▶ AIM A:
Answer these questions from the passage on Sir John Ward:
(i) In what year did Ward serve as Lord Mayor of London?
(ii) In what year did he acquire Hookfield Park on Clay Hill, Epsom?
(iii) During which years was he Governor of the Bank of England?

Sir John Ward (c. 1650–1726), of Hookfield, Clay Hill, Epsom, Surrey and St Laurence Pountney, London, was a British merchant, banker and politician who sat in the House of Commons between 1701 and 1726. He was an original Governor of the Bank of England and served as  Lord Mayor of London in 1718.

Ward was the second son of John Ward, commissioner of customs, of Tanshelf, near Pontefract, Yorkshire and his wife Elizabeth Vincent, daughter of Thomas Vincent of Barnbrough, Yorkshire. His uncle was Sir Patience Ward, Lord Mayor of London in 1680. He married Mary Bucknell, the daughter of Sir William Bucknall of Oxhey Place, Hertfordshire on 17 April 1684. In 1700 he acquired Hookfield Park on Clay Hill Epsom, with the help of his father in law.

Ward was one of the original directors of the Bank of England from 1694 to 1699, served as Deputy Governor from 1699 to 1701 and as Governor from 1701 to 1703.  He then resumed his directorship from 1703 to his death. He was also a director of the East India Company from 1703 to 1707 and from 1709 to 1711.

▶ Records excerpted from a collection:
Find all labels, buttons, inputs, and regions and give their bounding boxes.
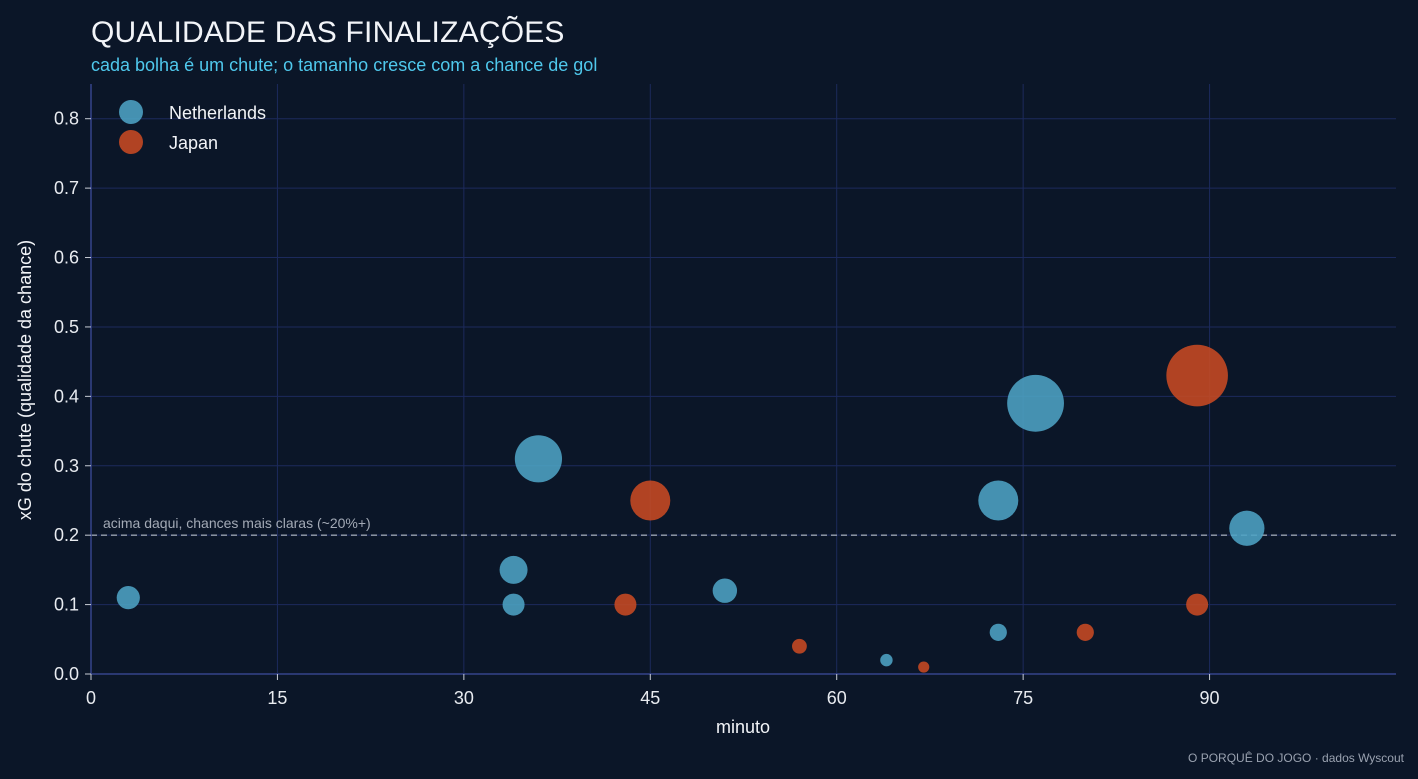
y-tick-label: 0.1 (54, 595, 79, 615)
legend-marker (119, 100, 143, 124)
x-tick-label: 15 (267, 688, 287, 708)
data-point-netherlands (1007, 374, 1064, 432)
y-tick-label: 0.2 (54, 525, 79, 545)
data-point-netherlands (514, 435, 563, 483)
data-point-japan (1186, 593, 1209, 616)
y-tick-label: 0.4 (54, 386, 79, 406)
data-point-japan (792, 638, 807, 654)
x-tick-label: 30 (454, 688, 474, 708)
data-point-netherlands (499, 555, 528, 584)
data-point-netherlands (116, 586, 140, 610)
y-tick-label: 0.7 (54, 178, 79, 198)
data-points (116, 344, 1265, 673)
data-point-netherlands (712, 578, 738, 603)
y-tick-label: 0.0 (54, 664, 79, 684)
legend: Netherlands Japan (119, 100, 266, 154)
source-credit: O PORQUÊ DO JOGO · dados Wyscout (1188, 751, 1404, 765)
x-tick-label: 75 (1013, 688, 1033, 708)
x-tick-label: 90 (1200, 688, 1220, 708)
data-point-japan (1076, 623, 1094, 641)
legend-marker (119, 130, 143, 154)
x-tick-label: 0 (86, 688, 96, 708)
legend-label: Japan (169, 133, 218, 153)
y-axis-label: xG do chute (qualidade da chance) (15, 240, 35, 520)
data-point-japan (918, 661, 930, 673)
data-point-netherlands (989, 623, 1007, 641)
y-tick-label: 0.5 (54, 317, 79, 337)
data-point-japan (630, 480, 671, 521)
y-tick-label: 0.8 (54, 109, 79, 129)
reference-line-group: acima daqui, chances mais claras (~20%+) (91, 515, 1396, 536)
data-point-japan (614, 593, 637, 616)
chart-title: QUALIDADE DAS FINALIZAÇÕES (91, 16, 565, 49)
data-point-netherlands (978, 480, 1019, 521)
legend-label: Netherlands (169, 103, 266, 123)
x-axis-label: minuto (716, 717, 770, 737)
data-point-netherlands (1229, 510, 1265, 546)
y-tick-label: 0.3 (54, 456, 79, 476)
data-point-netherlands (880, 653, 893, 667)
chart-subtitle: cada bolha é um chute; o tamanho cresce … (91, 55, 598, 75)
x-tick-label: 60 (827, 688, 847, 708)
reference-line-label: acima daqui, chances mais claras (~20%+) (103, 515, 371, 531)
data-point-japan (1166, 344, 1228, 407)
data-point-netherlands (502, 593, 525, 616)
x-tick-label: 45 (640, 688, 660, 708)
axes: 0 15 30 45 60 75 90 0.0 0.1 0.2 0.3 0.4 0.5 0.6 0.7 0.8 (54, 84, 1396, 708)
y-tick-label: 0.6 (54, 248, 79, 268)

▶ AIM B:
Copy out the lines of the records word for word, beginning at the line that contains "y-tick-label: 0.1 (54, 595, 79, 615)" and stopping after the line that contains "data-point-japan (1076, 623, 1094, 641)".

▶ WORKED SOLUTION A:
(i) 1718
(ii) 1700
(iii) From 1701 to 1703

▶ WORKED SOLUTION B:
y-tick-label: 0.1 (54, 595, 79, 615)
legend-marker (119, 100, 143, 124)
x-tick-label: 15 (267, 688, 287, 708)
data-point-netherlands (1007, 374, 1064, 432)
y-tick-label: 0.2 (54, 525, 79, 545)
data-point-netherlands (514, 435, 563, 483)
data-point-japan (1186, 593, 1209, 616)
y-tick-label: 0.4 (54, 386, 79, 406)
data-point-japan (792, 638, 807, 654)
x-tick-label: 30 (454, 688, 474, 708)
data-point-netherlands (499, 555, 528, 584)
data-point-netherlands (116, 586, 140, 610)
y-tick-label: 0.7 (54, 178, 79, 198)
data-points (116, 344, 1265, 673)
data-point-netherlands (712, 578, 738, 603)
y-tick-label: 0.0 (54, 664, 79, 684)
legend: Netherlands Japan (119, 100, 266, 154)
source-credit: O PORQUÊ DO JOGO · dados Wyscout (1188, 751, 1404, 765)
x-tick-label: 75 (1013, 688, 1033, 708)
x-tick-label: 90 (1200, 688, 1220, 708)
data-point-japan (1076, 623, 1094, 641)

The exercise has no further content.